_What you are asked to do_: Below are the records; reproduce all of them exactly but without any images.

Stored data entries:
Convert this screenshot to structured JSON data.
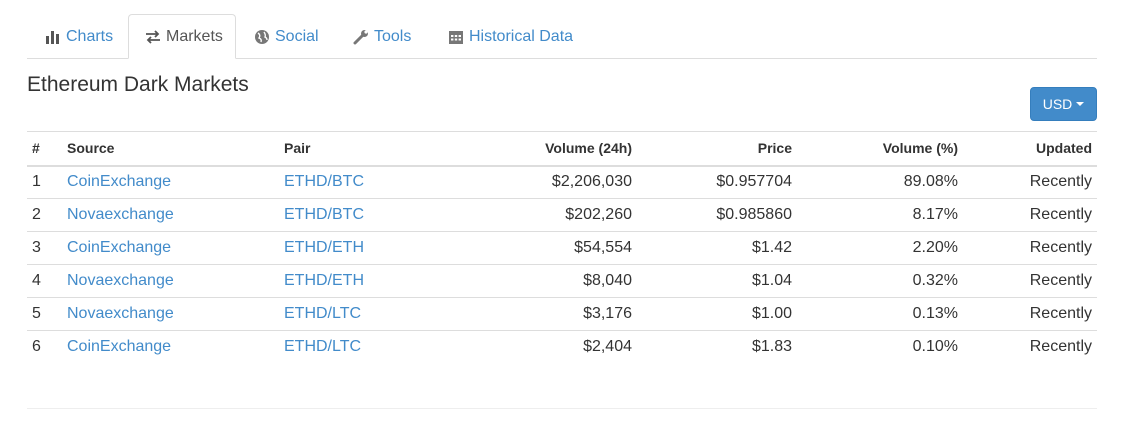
{
  "tabs": [
    {
      "label": "Charts",
      "icon": "bar-chart-icon",
      "active": false
    },
    {
      "label": "Markets",
      "icon": "transfer-arrows-icon",
      "active": true
    },
    {
      "label": "Social",
      "icon": "globe-icon",
      "active": false
    },
    {
      "label": "Tools",
      "icon": "wrench-icon",
      "active": false
    },
    {
      "label": "Historical Data",
      "icon": "calendar-icon",
      "active": false
    }
  ],
  "page_title": "Ethereum Dark Markets",
  "currency_button": {
    "label": "USD"
  },
  "colors": {
    "link": "#428bca",
    "primary_button": "#428bca",
    "text": "#333333",
    "border": "#dddddd"
  },
  "table": {
    "headers": {
      "num": "#",
      "source": "Source",
      "pair": "Pair",
      "volume": "Volume (24h)",
      "price": "Price",
      "volume_pct": "Volume (%)",
      "updated": "Updated"
    },
    "rows": [
      {
        "num": "1",
        "source": "CoinExchange",
        "pair": "ETHD/BTC",
        "volume": "$2,206,030",
        "price": "$0.957704",
        "volume_pct": "89.08%",
        "updated": "Recently"
      },
      {
        "num": "2",
        "source": "Novaexchange",
        "pair": "ETHD/BTC",
        "volume": "$202,260",
        "price": "$0.985860",
        "volume_pct": "8.17%",
        "updated": "Recently"
      },
      {
        "num": "3",
        "source": "CoinExchange",
        "pair": "ETHD/ETH",
        "volume": "$54,554",
        "price": "$1.42",
        "volume_pct": "2.20%",
        "updated": "Recently"
      },
      {
        "num": "4",
        "source": "Novaexchange",
        "pair": "ETHD/ETH",
        "volume": "$8,040",
        "price": "$1.04",
        "volume_pct": "0.32%",
        "updated": "Recently"
      },
      {
        "num": "5",
        "source": "Novaexchange",
        "pair": "ETHD/LTC",
        "volume": "$3,176",
        "price": "$1.00",
        "volume_pct": "0.13%",
        "updated": "Recently"
      },
      {
        "num": "6",
        "source": "CoinExchange",
        "pair": "ETHD/LTC",
        "volume": "$2,404",
        "price": "$1.83",
        "volume_pct": "0.10%",
        "updated": "Recently"
      }
    ]
  }
}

_Answer to this task_:
Convert this screenshot to structured JSON data.
{
  "tabs": [
    {
      "label": "Charts",
      "icon": "bar-chart-icon",
      "active": false
    },
    {
      "label": "Markets",
      "icon": "transfer-arrows-icon",
      "active": true
    },
    {
      "label": "Social",
      "icon": "globe-icon",
      "active": false
    },
    {
      "label": "Tools",
      "icon": "wrench-icon",
      "active": false
    },
    {
      "label": "Historical Data",
      "icon": "calendar-icon",
      "active": false
    }
  ],
  "page_title": "Ethereum Dark Markets",
  "currency_button": {
    "label": "USD"
  },
  "colors": {
    "link": "#428bca",
    "primary_button": "#428bca",
    "text": "#333333",
    "border": "#dddddd"
  },
  "table": {
    "headers": {
      "num": "#",
      "source": "Source",
      "pair": "Pair",
      "volume": "Volume (24h)",
      "price": "Price",
      "volume_pct": "Volume (%)",
      "updated": "Updated"
    },
    "rows": [
      {
        "num": "1",
        "source": "CoinExchange",
        "pair": "ETHD/BTC",
        "volume": "$2,206,030",
        "price": "$0.957704",
        "volume_pct": "89.08%",
        "updated": "Recently"
      },
      {
        "num": "2",
        "source": "Novaexchange",
        "pair": "ETHD/BTC",
        "volume": "$202,260",
        "price": "$0.985860",
        "volume_pct": "8.17%",
        "updated": "Recently"
      },
      {
        "num": "3",
        "source": "CoinExchange",
        "pair": "ETHD/ETH",
        "volume": "$54,554",
        "price": "$1.42",
        "volume_pct": "2.20%",
        "updated": "Recently"
      },
      {
        "num": "4",
        "source": "Novaexchange",
        "pair": "ETHD/ETH",
        "volume": "$8,040",
        "price": "$1.04",
        "volume_pct": "0.32%",
        "updated": "Recently"
      },
      {
        "num": "5",
        "source": "Novaexchange",
        "pair": "ETHD/LTC",
        "volume": "$3,176",
        "price": "$1.00",
        "volume_pct": "0.13%",
        "updated": "Recently"
      },
      {
        "num": "6",
        "source": "CoinExchange",
        "pair": "ETHD/LTC",
        "volume": "$2,404",
        "price": "$1.83",
        "volume_pct": "0.10%",
        "updated": "Recently"
      }
    ]
  }
}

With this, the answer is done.